◆ Given instruction: Give an exact transcription of every line, dropping the images.

+===+

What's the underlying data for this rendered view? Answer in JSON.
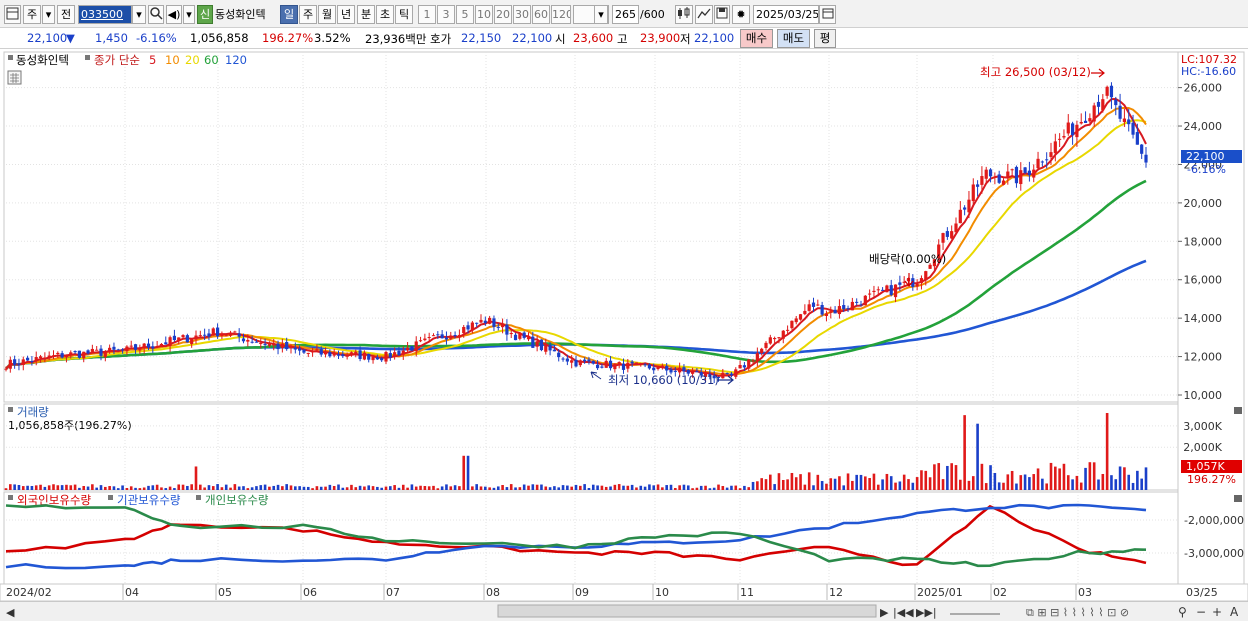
{
  "toolbar": {
    "period_label": "주",
    "prev_label": "전",
    "stock_code": "033500",
    "market_badge": "신",
    "stock_name": "동성화인텍",
    "period_tabs": [
      "일",
      "주",
      "월",
      "년",
      "분",
      "초",
      "틱"
    ],
    "minute_options": [
      "1",
      "3",
      "5",
      "10",
      "20",
      "30",
      "60",
      "120"
    ],
    "count_value": "265",
    "count_total": "/600",
    "date_value": "2025/03/25"
  },
  "quote": {
    "price": "22,100",
    "arrow": "▼",
    "change": "1,450",
    "change_pct": "-6.16%",
    "volume": "1,056,858",
    "volume_pct": "196.27%",
    "turnover_pct": "3.52%",
    "amount": "23,936백만",
    "hoga_label": "호가",
    "hoga_ask": "22,150",
    "hoga_bid": "22,100",
    "open_label": "시",
    "open_value": "23,600",
    "high_label": "고",
    "high_value": "23,900",
    "low_label": "저",
    "low_value": "22,100",
    "buy_label": "매수",
    "sell_label": "매도",
    "eval_label": "평"
  },
  "price_panel": {
    "legend_name": "동성화인텍",
    "legend_series": "종가 단순",
    "ma_periods": [
      "5",
      "10",
      "20",
      "60",
      "120"
    ],
    "ma_colors": [
      "#d71920",
      "#f28c00",
      "#e8d800",
      "#23a23a",
      "#2156d4"
    ],
    "lc_label": "LC:107.32",
    "hc_label": "HC:-16.60",
    "y_ticks": [
      "26,000",
      "24,000",
      "22,000",
      "20,000",
      "18,000",
      "16,000",
      "14,000",
      "12,000",
      "10,000"
    ],
    "current_price_tag": "22,100",
    "current_pct_tag": "-6.16%",
    "high_annotation": "최고 26,500 (03/12)",
    "low_annotation": "최저 10,660 (10/31)",
    "dividend_annotation": "배당락(0.00%)"
  },
  "volume_panel": {
    "title": "거래량",
    "subtitle": "1,056,858주(196.27%)",
    "y_ticks": [
      "3,000K",
      "2,000K"
    ],
    "current_tag": "1,057K",
    "current_pct_tag": "196.27%"
  },
  "holdings_panel": {
    "legend": [
      "외국인보유수량",
      "기관보유수량",
      "개인보유수량"
    ],
    "legend_colors": [
      "#d40000",
      "#2156d4",
      "#2a8a4a"
    ],
    "y_ticks": [
      "-2,000,000",
      "-3,000,000"
    ]
  },
  "x_axis": {
    "labels": [
      "2024/02",
      "04",
      "05",
      "06",
      "07",
      "08",
      "09",
      "10",
      "11",
      "12",
      "2025/01",
      "02",
      "03",
      "03/25"
    ]
  },
  "chart_data": {
    "type": "candlestick",
    "title": "동성화인텍",
    "period": "daily",
    "x_range": [
      "2024/02",
      "2025/03/25"
    ],
    "price_ylim": [
      10000,
      26500
    ],
    "price_ticks": [
      10000,
      12000,
      14000,
      16000,
      18000,
      20000,
      22000,
      24000,
      26000
    ],
    "last_close": 22100,
    "all_time_high": {
      "date": "03/12",
      "value": 26500
    },
    "all_time_low": {
      "date": "10/31",
      "value": 10660
    },
    "close_path": [
      {
        "x": "2024/02",
        "y": 11600
      },
      {
        "x": "03",
        "y": 12100
      },
      {
        "x": "04",
        "y": 12300
      },
      {
        "x": "05",
        "y": 13300
      },
      {
        "x": "06",
        "y": 12200
      },
      {
        "x": "07",
        "y": 12000
      },
      {
        "x": "08",
        "y": 13900
      },
      {
        "x": "08 end",
        "y": 13000
      },
      {
        "x": "09",
        "y": 11700
      },
      {
        "x": "10",
        "y": 11400
      },
      {
        "x": "10/31",
        "y": 10900
      },
      {
        "x": "11",
        "y": 12300
      },
      {
        "x": "11 mid",
        "y": 14700
      },
      {
        "x": "12",
        "y": 14300
      },
      {
        "x": "2025/01",
        "y": 16000
      },
      {
        "x": "01 end",
        "y": 21500
      },
      {
        "x": "02",
        "y": 21300
      },
      {
        "x": "03",
        "y": 24200
      },
      {
        "x": "03/12",
        "y": 25800
      },
      {
        "x": "03/25",
        "y": 22100
      }
    ],
    "moving_averages": [
      {
        "name": "5",
        "last": 23800
      },
      {
        "name": "10",
        "last": 24000
      },
      {
        "name": "20",
        "last": 23500
      },
      {
        "name": "60",
        "last": 20300
      },
      {
        "name": "120",
        "last": 16400
      }
    ],
    "volume_ylim": [
      0,
      3600000
    ],
    "volume_last": 1056858,
    "holdings_ylim": [
      -3500000,
      -1500000
    ],
    "holdings_series": [
      {
        "name": "외국인보유수량",
        "points": [
          -3000000,
          -2600000,
          -2100000,
          -2300000,
          -2700000,
          -2800000,
          -3000000,
          -3000000,
          -3200000,
          -2800000,
          -3400000,
          -1600000,
          -2900000,
          -3300000
        ]
      },
      {
        "name": "기관보유수량",
        "points": [
          -3400000,
          -3400000,
          -3200000,
          -3200000,
          -3200000,
          -2800000,
          -2800000,
          -2700000,
          -2600000,
          -2200000,
          -1800000,
          -1600000,
          -1600000,
          -1700000
        ]
      },
      {
        "name": "개인보유수량",
        "points": [
          -1600000,
          -1600000,
          -2200000,
          -2200000,
          -2600000,
          -2700000,
          -2800000,
          -2500000,
          -2400000,
          -3200000,
          -3200000,
          -3400000,
          -3000000,
          -2900000
        ]
      }
    ]
  }
}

+===+

◆ Expected answer:
What's the underlying data for this rendered view? Answer in JSON.
{
  "toolbar": {
    "period_label": "주",
    "prev_label": "전",
    "stock_code": "033500",
    "market_badge": "신",
    "stock_name": "동성화인텍",
    "period_tabs": [
      "일",
      "주",
      "월",
      "년",
      "분",
      "초",
      "틱"
    ],
    "minute_options": [
      "1",
      "3",
      "5",
      "10",
      "20",
      "30",
      "60",
      "120"
    ],
    "count_value": "265",
    "count_total": "/600",
    "date_value": "2025/03/25"
  },
  "quote": {
    "price": "22,100",
    "arrow": "▼",
    "change": "1,450",
    "change_pct": "-6.16%",
    "volume": "1,056,858",
    "volume_pct": "196.27%",
    "turnover_pct": "3.52%",
    "amount": "23,936백만",
    "hoga_label": "호가",
    "hoga_ask": "22,150",
    "hoga_bid": "22,100",
    "open_label": "시",
    "open_value": "23,600",
    "high_label": "고",
    "high_value": "23,900",
    "low_label": "저",
    "low_value": "22,100",
    "buy_label": "매수",
    "sell_label": "매도",
    "eval_label": "평"
  },
  "price_panel": {
    "legend_name": "동성화인텍",
    "legend_series": "종가 단순",
    "ma_periods": [
      "5",
      "10",
      "20",
      "60",
      "120"
    ],
    "ma_colors": [
      "#d71920",
      "#f28c00",
      "#e8d800",
      "#23a23a",
      "#2156d4"
    ],
    "lc_label": "LC:107.32",
    "hc_label": "HC:-16.60",
    "y_ticks": [
      "26,000",
      "24,000",
      "22,000",
      "20,000",
      "18,000",
      "16,000",
      "14,000",
      "12,000",
      "10,000"
    ],
    "current_price_tag": "22,100",
    "current_pct_tag": "-6.16%",
    "high_annotation": "최고 26,500 (03/12)",
    "low_annotation": "최저 10,660 (10/31)",
    "dividend_annotation": "배당락(0.00%)"
  },
  "volume_panel": {
    "title": "거래량",
    "subtitle": "1,056,858주(196.27%)",
    "y_ticks": [
      "3,000K",
      "2,000K"
    ],
    "current_tag": "1,057K",
    "current_pct_tag": "196.27%"
  },
  "holdings_panel": {
    "legend": [
      "외국인보유수량",
      "기관보유수량",
      "개인보유수량"
    ],
    "legend_colors": [
      "#d40000",
      "#2156d4",
      "#2a8a4a"
    ],
    "y_ticks": [
      "-2,000,000",
      "-3,000,000"
    ]
  },
  "x_axis": {
    "labels": [
      "2024/02",
      "04",
      "05",
      "06",
      "07",
      "08",
      "09",
      "10",
      "11",
      "12",
      "2025/01",
      "02",
      "03",
      "03/25"
    ]
  },
  "chart_data": {
    "type": "candlestick",
    "title": "동성화인텍",
    "period": "daily",
    "x_range": [
      "2024/02",
      "2025/03/25"
    ],
    "price_ylim": [
      10000,
      26500
    ],
    "price_ticks": [
      10000,
      12000,
      14000,
      16000,
      18000,
      20000,
      22000,
      24000,
      26000
    ],
    "last_close": 22100,
    "all_time_high": {
      "date": "03/12",
      "value": 26500
    },
    "all_time_low": {
      "date": "10/31",
      "value": 10660
    },
    "close_path": [
      {
        "x": "2024/02",
        "y": 11600
      },
      {
        "x": "03",
        "y": 12100
      },
      {
        "x": "04",
        "y": 12300
      },
      {
        "x": "05",
        "y": 13300
      },
      {
        "x": "06",
        "y": 12200
      },
      {
        "x": "07",
        "y": 12000
      },
      {
        "x": "08",
        "y": 13900
      },
      {
        "x": "08 end",
        "y": 13000
      },
      {
        "x": "09",
        "y": 11700
      },
      {
        "x": "10",
        "y": 11400
      },
      {
        "x": "10/31",
        "y": 10900
      },
      {
        "x": "11",
        "y": 12300
      },
      {
        "x": "11 mid",
        "y": 14700
      },
      {
        "x": "12",
        "y": 14300
      },
      {
        "x": "2025/01",
        "y": 16000
      },
      {
        "x": "01 end",
        "y": 21500
      },
      {
        "x": "02",
        "y": 21300
      },
      {
        "x": "03",
        "y": 24200
      },
      {
        "x": "03/12",
        "y": 25800
      },
      {
        "x": "03/25",
        "y": 22100
      }
    ],
    "moving_averages": [
      {
        "name": "5",
        "last": 23800
      },
      {
        "name": "10",
        "last": 24000
      },
      {
        "name": "20",
        "last": 23500
      },
      {
        "name": "60",
        "last": 20300
      },
      {
        "name": "120",
        "last": 16400
      }
    ],
    "volume_ylim": [
      0,
      3600000
    ],
    "volume_last": 1056858,
    "holdings_ylim": [
      -3500000,
      -1500000
    ],
    "holdings_series": [
      {
        "name": "외국인보유수량",
        "points": [
          -3000000,
          -2600000,
          -2100000,
          -2300000,
          -2700000,
          -2800000,
          -3000000,
          -3000000,
          -3200000,
          -2800000,
          -3400000,
          -1600000,
          -2900000,
          -3300000
        ]
      },
      {
        "name": "기관보유수량",
        "points": [
          -3400000,
          -3400000,
          -3200000,
          -3200000,
          -3200000,
          -2800000,
          -2800000,
          -2700000,
          -2600000,
          -2200000,
          -1800000,
          -1600000,
          -1600000,
          -1700000
        ]
      },
      {
        "name": "개인보유수량",
        "points": [
          -1600000,
          -1600000,
          -2200000,
          -2200000,
          -2600000,
          -2700000,
          -2800000,
          -2500000,
          -2400000,
          -3200000,
          -3200000,
          -3400000,
          -3000000,
          -2900000
        ]
      }
    ]
  }
}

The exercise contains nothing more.